INSTRUCTION:
Copy all lines that contain the word "auch".

(Part of a data file)
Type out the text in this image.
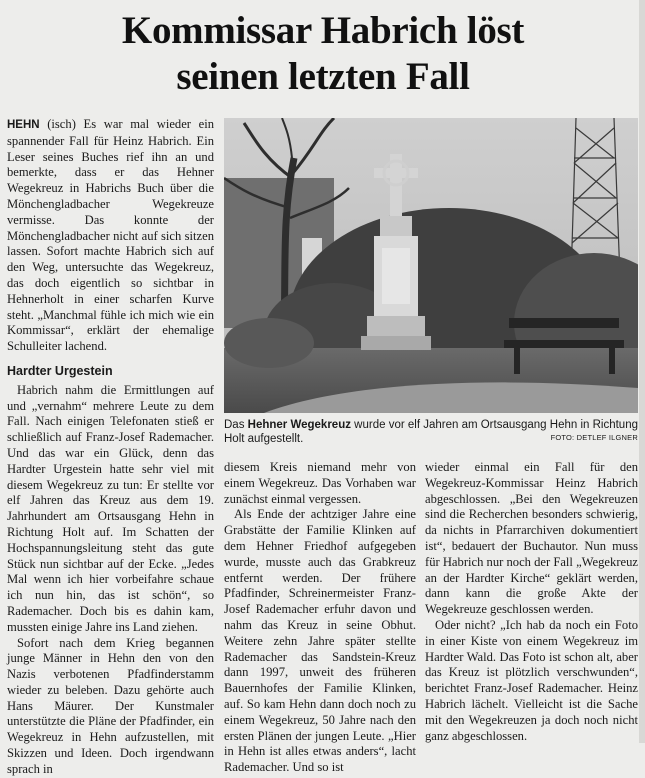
Kommissar Habrich löst
seinen letzten Fall

HEHN (isch) Es war mal wieder ein spannender Fall für Heinz Habrich. Ein Leser seines Buches rief ihn an und bemerkte, dass er das Hehner Wegekreuz in Habrichs Buch über die Mönchengladbacher Wegekreuze vermisse. Das konnte der Mönchengladbacher nicht auf sich sitzen lassen. Sofort machte Habrich sich auf den Weg, untersuchte das Wegekreuz, das doch eigentlich so sichtbar in Hehnerholt in einer scharfen Kurve steht. „Manchmal fühle ich mich wie ein Kommissar“, erklärt der ehemalige Schulleiter lachend.

Hardter Urgestein

Habrich nahm die Ermittlungen auf und „vernahm“ mehrere Leute zu dem Fall. Nach einigen Telefonaten stieß er schließlich auf Franz-Josef Rademacher. Und das war ein Glück, denn das Hardter Urgestein hatte sehr viel mit diesem Wegekreuz zu tun: Er stellte vor elf Jahren das Kreuz aus dem 19. Jahrhundert am Ortsausgang Hehn in Richtung Holt auf. Im Schatten der Hochspannungsleitung steht das gute Stück nun sichtbar auf der Ecke. „Jedes Mal wenn ich hier vorbeifahre schaue ich nun hin, das ist schön“, so Rademacher. Doch bis es dahin kam, mussten einige Jahre ins Land ziehen.

Sofort nach dem Krieg begannen junge Männer in Hehn den von den Nazis verbotenen Pfadfinderstamm wieder zu beleben. Dazu gehörte auch Hans Mäurer. Der Kunstmaler unterstützte die Pläne der Pfadfinder, ein Wegekreuz in Hehn aufzustellen, mit Skizzen und Ideen. Doch irgendwann sprach in

Das Hehner Wegekreuz wurde vor elf Jahren am Ortsausgang Hehn in Richtung Holt aufgestellt.	FOTO: DETLEF ILGNER

diesem Kreis niemand mehr von einem Wegekreuz. Das Vorhaben war zunächst einmal vergessen.

Als Ende der achtziger Jahre eine Grabstätte der Familie Klinken auf dem Hehner Friedhof aufgegeben wurde, musste auch das Grabkreuz entfernt werden. Der frühere Pfadfinder, Schreinermeister Franz-Josef Rademacher erfuhr davon und nahm das Kreuz in seine Obhut. Weitere zehn Jahre später stellte Rademacher das Sandstein-Kreuz dann 1997, unweit des früheren Bauernhofes der Familie Klinken, auf. So kam Hehn dann doch noch zu einem Wegekreuz, 50 Jahre nach den ersten Plänen der jungen Leute. „Hier in Hehn ist alles etwas anders“, lacht Rademacher. Und so ist

wieder einmal ein Fall für den Wegekreuz-Kommissar Heinz Habrich abgeschlossen. „Bei den Wegekreuzen sind die Recherchen besonders schwierig, da nichts in Pfarrarchiven dokumentiert ist“, bedauert der Buchautor. Nun muss für Habrich nur noch der Fall „Wegekreuz an der Hardter Kirche“ geklärt werden, dann kann die große Akte der Wegekreuze geschlossen werden.

Oder nicht? „Ich hab da noch ein Foto in einer Kiste von einem Wegekreuz im Hardter Wald. Das Foto ist schon alt, aber das Kreuz ist plötzlich verschwunden“, berichtet Franz-Josef Rademacher. Heinz Habrich lächelt. Vielleicht ist die Sache mit den Wegekreuzen ja doch noch nicht ganz abgeschlossen.
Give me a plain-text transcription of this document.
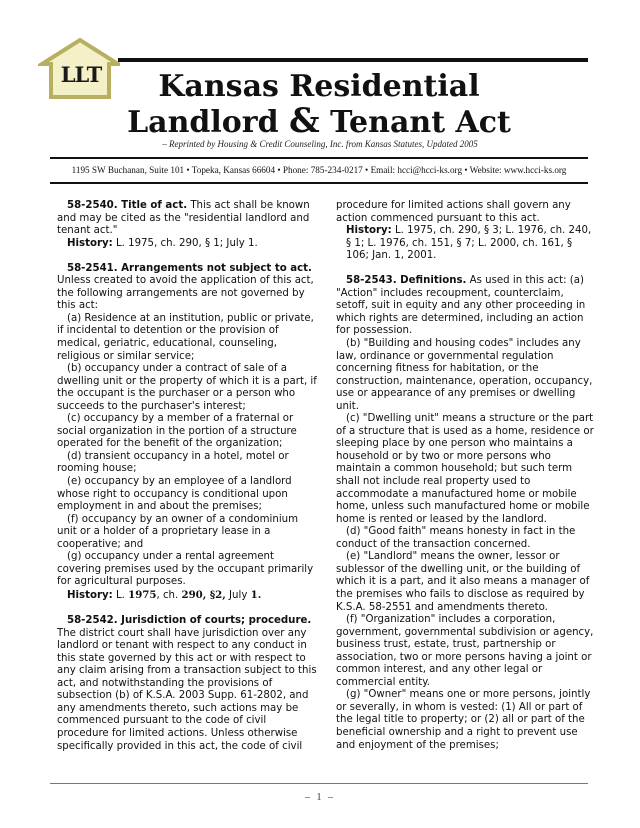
LLT	Kansas Residential
Landlord & Tenant Act
– Reprinted by Housing & Credit Counseling, Inc. from Kansas Statutes, Updated 2005
1195 SW Buchanan, Suite 101 • Topeka, Kansas 66604 • Phone: 785-234-0217 • Email: hcci@hcci-ks.org • Website: www.hcci-ks.org

58-2540. Title of act. This act shall be known and may be cited as the "residential landlord and tenant act."

History: L. 1975, ch. 290, § 1; July 1.

58-2541. Arrangements not subject to act. Unless created to avoid the application of this act, the following arrangements are not governed by this act:

(a) Residence at an institution, public or private, if incidental to detention or the provision of medical, geriatric, educational, counseling, religious or similar service;

(b) occupancy under a contract of sale of a dwelling unit or the property of which it is a part, if the occupant is the purchaser or a person who succeeds to the purchaser's interest;

(c) occupancy by a member of a fraternal or social organization in the portion of a structure operated for the benefit of the organization;

(d) transient occupancy in a hotel, motel or rooming house;

(e) occupancy by an employee of a landlord whose right to occupancy is conditional upon employment in and about the premises;

(f) occupancy by an owner of a condominium unit or a holder of a proprietary lease in a cooperative; and

(g) occupancy under a rental agreement covering premises used by the occupant primarily for agricultural purposes.

History: L. 1975, ch. 290, §2, July 1.

58-2542. Jurisdiction of courts; procedure. The district court shall have jurisdiction over any landlord or tenant with respect to any conduct in this state governed by this act or with respect to any claim arising from a transaction subject to this act, and notwithstanding the provisions of subsection (b) of K.S.A. 2003 Supp. 61-2802, and any amendments thereto, such actions may be commenced pursuant to the code of civil procedure for limited actions. Unless otherwise specifically provided in this act, the code of civil

procedure for limited actions shall govern any action commenced pursuant to this act.

History: L. 1975, ch. 290, § 3; L. 1976, ch. 240, § 1; L. 1976, ch. 151, § 7; L. 2000, ch. 161, § 106; Jan. 1, 2001.

58-2543. Definitions. As used in this act: (a) "Action" includes recoupment, counterclaim, setoff, suit in equity and any other proceeding in which rights are determined, including an action for possession.

(b) "Building and housing codes" includes any law, ordinance or governmental regulation concerning fitness for habitation, or the construction, maintenance, operation, occupancy, use or appearance of any premises or dwelling unit.

(c) "Dwelling unit" means a structure or the part of a structure that is used as a home, residence or sleeping place by one person who maintains a household or by two or more persons who maintain a common household; but such term shall not include real property used to accommodate a manufactured home or mobile home, unless such manufactured home or mobile home is rented or leased by the landlord.

(d) "Good faith" means honesty in fact in the conduct of the transaction concerned.

(e) "Landlord" means the owner, lessor or sublessor of the dwelling unit, or the building of which it is a part, and it also means a manager of the premises who fails to disclose as required by K.S.A. 58-2551 and amendments thereto.

(f) "Organization" includes a corporation, government, governmental subdivision or agency, business trust, estate, trust, partnership or association, two or more persons having a joint or common interest, and any other legal or commercial entity.

(g) "Owner" means one or more persons, jointly or severally, in whom is vested: (1) All or part of the legal title to property; or (2) all or part of the beneficial ownership and a right to prevent use and enjoyment of the premises;

– 1 –
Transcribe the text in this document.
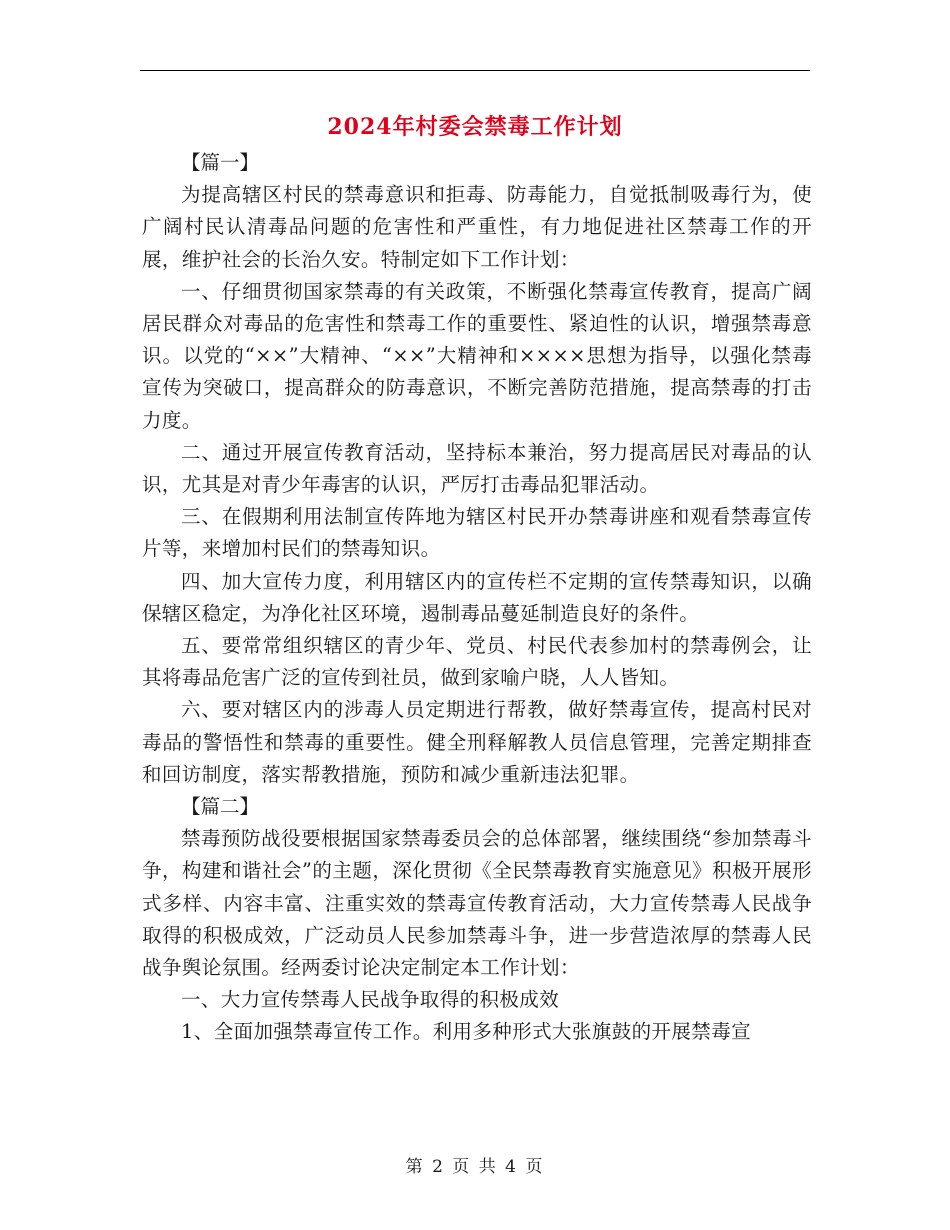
2024年村委会禁毒工作计划

【篇一】

为提高辖区村民的禁毒意识和拒毒、防毒能力，自觉抵制吸毒行为，使广阔村民认清毒品问题的危害性和严重性，有力地促进社区禁毒工作的开展，维护社会的长治久安。特制定如下工作计划：

一、仔细贯彻国家禁毒的有关政策，不断强化禁毒宣传教育，提高广阔居民群众对毒品的危害性和禁毒工作的重要性、紧迫性的认识，增强禁毒意识。以党的“××”大精神、“××”大精神和××××思想为指导，以强化禁毒宣传为突破口，提高群众的防毒意识，不断完善防范措施，提高禁毒的打击力度。

二、通过开展宣传教育活动，坚持标本兼治，努力提高居民对毒品的认识，尤其是对青少年毒害的认识，严厉打击毒品犯罪活动。

三、在假期利用法制宣传阵地为辖区村民开办禁毒讲座和观看禁毒宣传片等，来增加村民们的禁毒知识。

四、加大宣传力度，利用辖区内的宣传栏不定期的宣传禁毒知识，以确保辖区稳定，为净化社区环境，遏制毒品蔓延制造良好的条件。

五、要常常组织辖区的青少年、党员、村民代表参加村的禁毒例会，让其将毒品危害广泛的宣传到社员，做到家喻户晓，人人皆知。

六、要对辖区内的涉毒人员定期进行帮教，做好禁毒宣传，提高村民对毒品的警悟性和禁毒的重要性。健全刑释解教人员信息管理，完善定期排查和回访制度，落实帮教措施，预防和减少重新违法犯罪。

【篇二】

禁毒预防战役要根据国家禁毒委员会的总体部署，继续围绕“参加禁毒斗争，构建和谐社会”的主题，深化贯彻《全民禁毒教育实施意见》积极开展形式多样、内容丰富、注重实效的禁毒宣传教育活动，大力宣传禁毒人民战争取得的积极成效，广泛动员人民参加禁毒斗争，进一步营造浓厚的禁毒人民战争舆论氛围。经两委讨论决定制定本工作计划：

一、大力宣传禁毒人民战争取得的积极成效

1、全面加强禁毒宣传工作。利用多种形式大张旗鼓的开展禁毒宣

第 2 页 共 4 页
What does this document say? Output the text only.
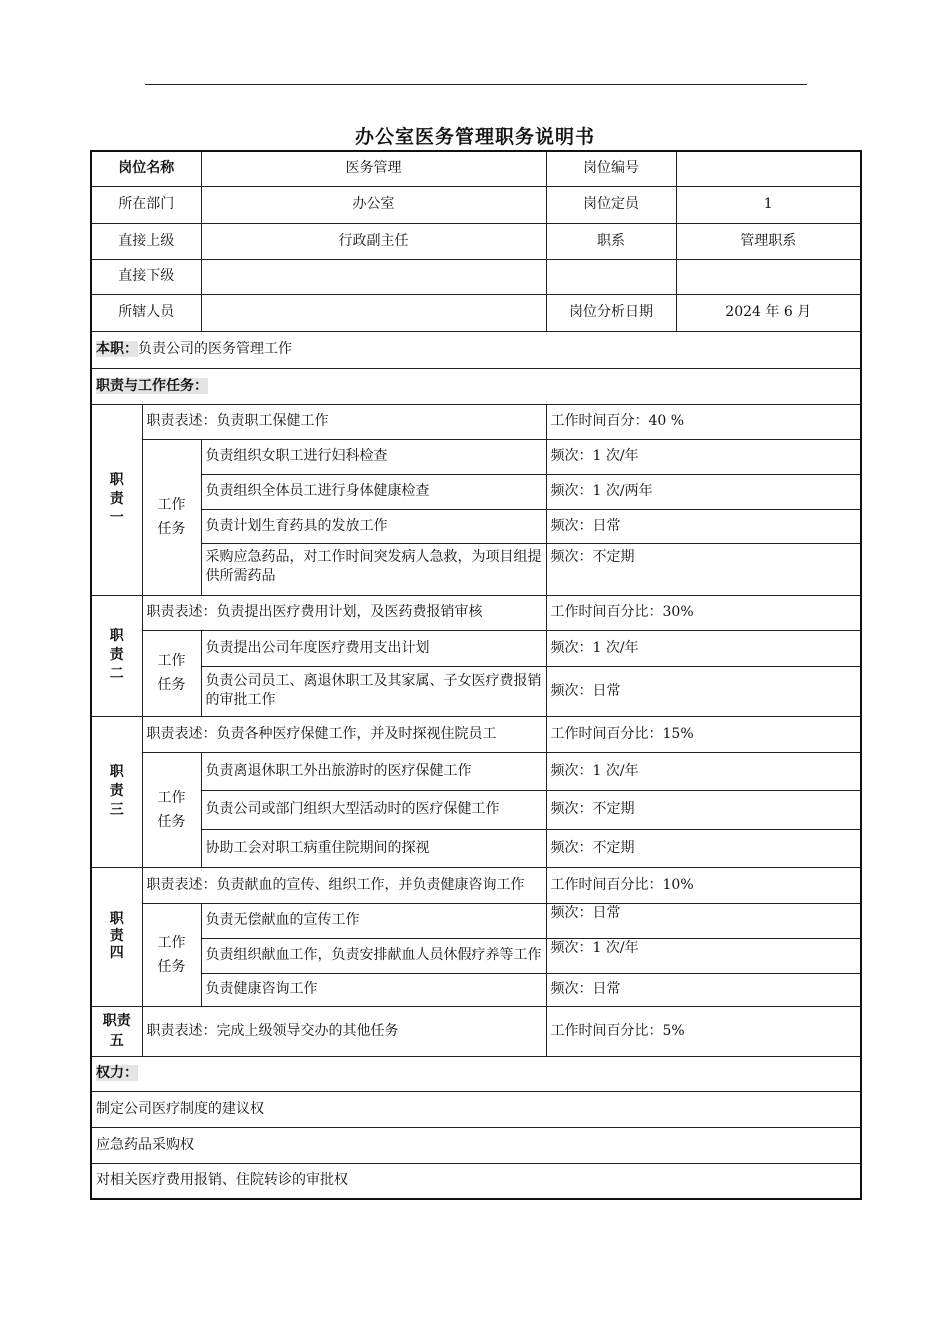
办公室医务管理职务说明书
岗位名称		医务管理	岗位编号	
所在部门		办公室	岗位定员	1
直接上级		行政副主任	职系	管理职系
直接下级				
所辖人员			岗位分析日期	2024 年 6 月
本职：负责公司的医务管理工作				
职责与工作任务：				
职责一	职责表述：负责职工保健工作		工作时间百分：40 %	
	工作任务	负责组织女职工进行妇科检查	频次：1 次/年	
		负责组织全体员工进行身体健康检查	频次：1 次/两年	
		负责计划生育药具的发放工作	频次：日常	
		采购应急药品，对工作时间突发病人急救，为项目组提供所需药品	频次：不定期	
职责二	职责表述：负责提出医疗费用计划，及医药费报销审核		工作时间百分比：30%	
	工作任务	负责提出公司年度医疗费用支出计划	频次：1 次/年	
		负责公司员工、离退休职工及其家属、子女医疗费报销的审批工作	频次：日常	
职责三	职责表述：负责各种医疗保健工作，并及时探视住院员工		工作时间百分比：15%	
	工作任务	负责离退休职工外出旅游时的医疗保健工作	频次：1 次/年	
		负责公司或部门组织大型活动时的医疗保健工作	频次：不定期	
		协助工会对职工病重住院期间的探视	频次：不定期	
职责四	职责表述：负责献血的宣传、组织工作，并负责健康咨询工作		工作时间百分比：10%	
	工作任务	负责无偿献血的宣传工作	频次：日常	
		负责组织献血工作，负责安排献血人员休假疗养等工作	频次：1 次/年	
		负责健康咨询工作	频次：日常	
职责五	职责表述：完成上级领导交办的其他任务		工作时间百分比：5%	
权力：				
制定公司医疗制度的建议权				
应急药品采购权				
对相关医疗费用报销、住院转诊的审批权				
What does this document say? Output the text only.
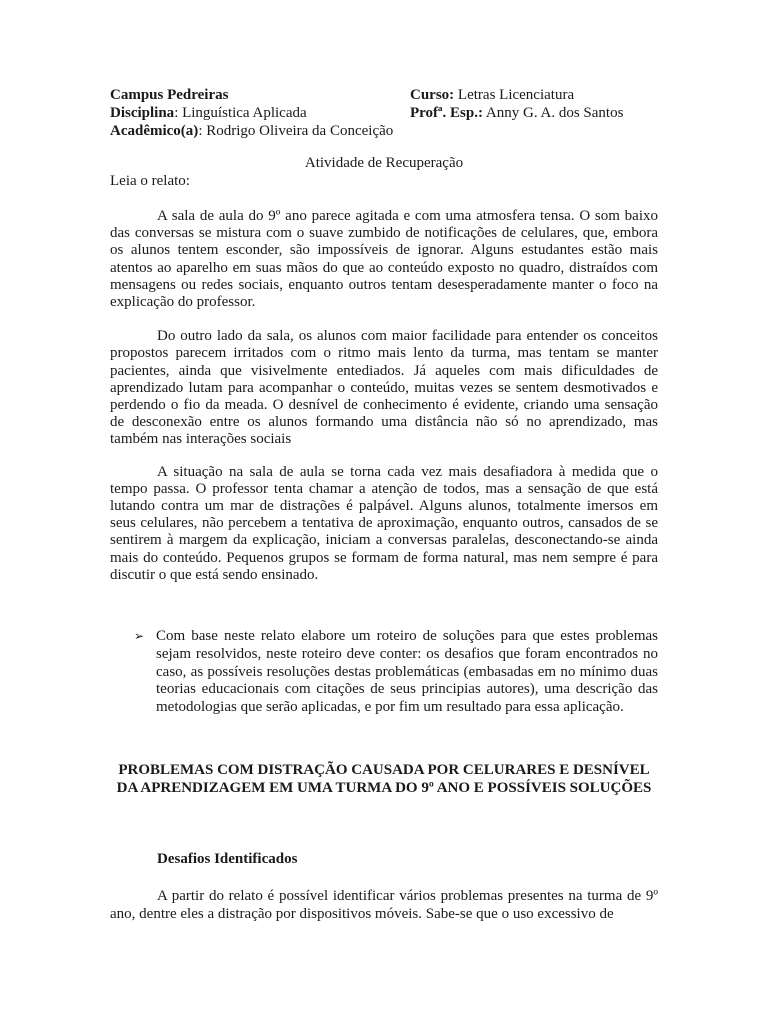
Campus Pedreiras	Curso: Letras Licenciatura
Disciplina: Linguística Aplicada	Profª. Esp.: Anny G. A. dos Santos
Acadêmico(a) : Rodrigo Oliveira da Conceição
Atividade de Recuperação
Leia o relato:

A sala de aula do 9º ano parece agitada e com uma atmosfera tensa. O som baixo das conversas se mistura com o suave zumbido de notificações de celulares, que, embora os alunos tentem esconder, são impossíveis de ignorar. Alguns estudantes estão mais atentos ao aparelho em suas mãos do que ao conteúdo exposto no quadro, distraídos com mensagens ou redes sociais, enquanto outros tentam desesperadamente manter o foco na explicação do professor.

Do outro lado da sala, os alunos com maior facilidade para entender os conceitos propostos parecem irritados com o ritmo mais lento da turma, mas tentam se manter pacientes, ainda que visivelmente entediados. Já aqueles com mais dificuldades de aprendizado lutam para acompanhar o conteúdo, muitas vezes se sentem desmotivados e perdendo o fio da meada. O desnível de conhecimento é evidente, criando uma sensação de desconexão entre os alunos formando uma distância não só no aprendizado, mas também nas interações sociais

A situação na sala de aula se torna cada vez mais desafiadora à medida que o tempo passa. O professor tenta chamar a atenção de todos, mas a sensação de que está lutando contra um mar de distrações é palpável. Alguns alunos, totalmente imersos em seus celulares, não percebem a tentativa de aproximação, enquanto outros, cansados de se sentirem à margem da explicação, iniciam a conversas paralelas, desconectando-se ainda mais do conteúdo. Pequenos grupos se formam de forma natural, mas nem sempre é para discutir o que está sendo ensinado.

➢ Com base neste relato elabore um roteiro de soluções para que estes problemas sejam resolvidos, neste roteiro deve conter: os desafios que foram encontrados no caso, as possíveis resoluções destas problemáticas (embasadas em no mínimo duas teorias educacionais com citações de seus principias autores), uma descrição das metodologias que serão aplicadas, e por fim um resultado para essa aplicação.
PROBLEMAS COM DISTRAÇÃO CAUSADA POR CELURARES E DESNÍVEL DA APRENDIZAGEM EM UMA TURMA DO 9º ANO E POSSÍVEIS SOLUÇÕES
Desafios Identificados

A partir do relato é possível identificar vários problemas presentes na turma de 9º ano, dentre eles a distração por dispositivos móveis. Sabe-se que o uso excessivo de
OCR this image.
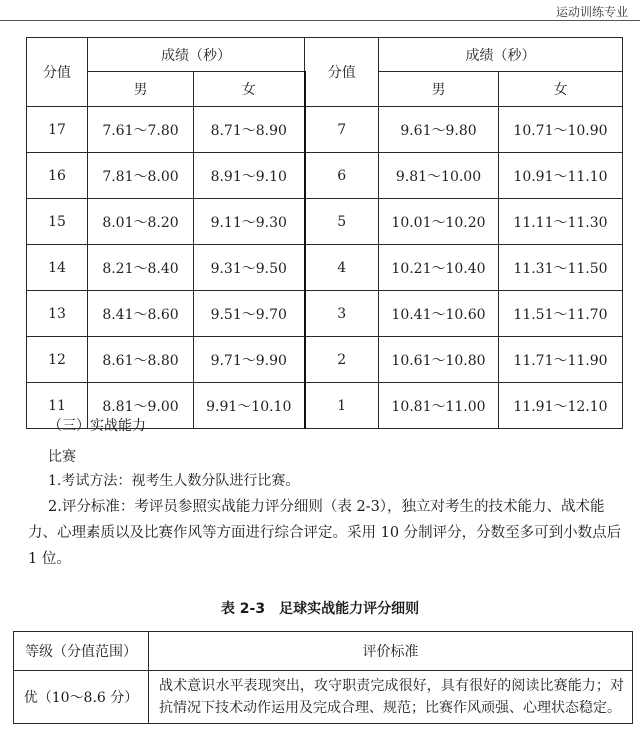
运动训练专业
分值	成绩（秒）		分值	成绩（秒）	
	男	女		男	女
17	7.61～7.80	8.71～8.90	7	9.61～9.80	10.71～10.90
16	7.81～8.00	8.91～9.10	6	9.81～10.00	10.91～11.10
15	8.01～8.20	9.11～9.30	5	10.01～10.20	11.11～11.30
14	8.21～8.40	9.31～9.50	4	10.21～10.40	11.31～11.50
13	8.41～8.60	9.51～9.70	3	10.41～10.60	11.51～11.70
12	8.61～8.80	9.71～9.90	2	10.61～10.80	11.71～11.90
11	8.81～9.00	9.91～10.10	1	10.81～11.00	11.91～12.10
（三）实战能力
比赛
1.考试方法：视考生人数分队进行比赛。
2.评分标准：考评员参照实战能力评分细则（表 2-3），独立对考生的技术能力、战术能力、心理素质以及比赛作风等方面进行综合评定。采用 10 分制评分，分数至多可到小数点后 1 位。
表 2-3　足球实战能力评分细则
等级（分值范围）	评价标准
优（10～8.6 分）	战术意识水平表现突出，攻守职责完成很好，具有很好的阅读比赛能力；对抗情况下技术动作运用及完成合理、规范；比赛作风顽强、心理状态稳定。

RESPONSE TO THE TASK:
Sofort nach dem Krieg begannen junge Männer in Hehn den von den Nazis verbotenen Pfadfinderstamm wieder zu beleben. Dazu gehörte auch Hans Mäurer. Der Kunstmaler unterstützte die Pläne der Pfadfinder, ein Wegekreuz in Hehn aufzustellen, mit Skizzen und Ideen. Doch irgendwann sprach in
Als Ende der achtziger Jahre eine Grabstätte der Familie Klinken auf dem Hehner Friedhof aufgegeben wurde, musste auch das Grabkreuz entfernt werden. Der frühere Pfadfinder, Schreinermeister Franz-Josef Rademacher erfuhr davon und nahm das Kreuz in seine Obhut. Weitere zehn Jahre später stellte Rademacher das Sandstein-Kreuz dann 1997, unweit des früheren Bauernhofes der Familie Klinken, auf. So kam Hehn dann doch noch zu einem Wegekreuz, 50 Jahre nach den ersten Plänen der jungen Leute. „Hier in Hehn ist alles etwas anders“, lacht Rademacher. Und so ist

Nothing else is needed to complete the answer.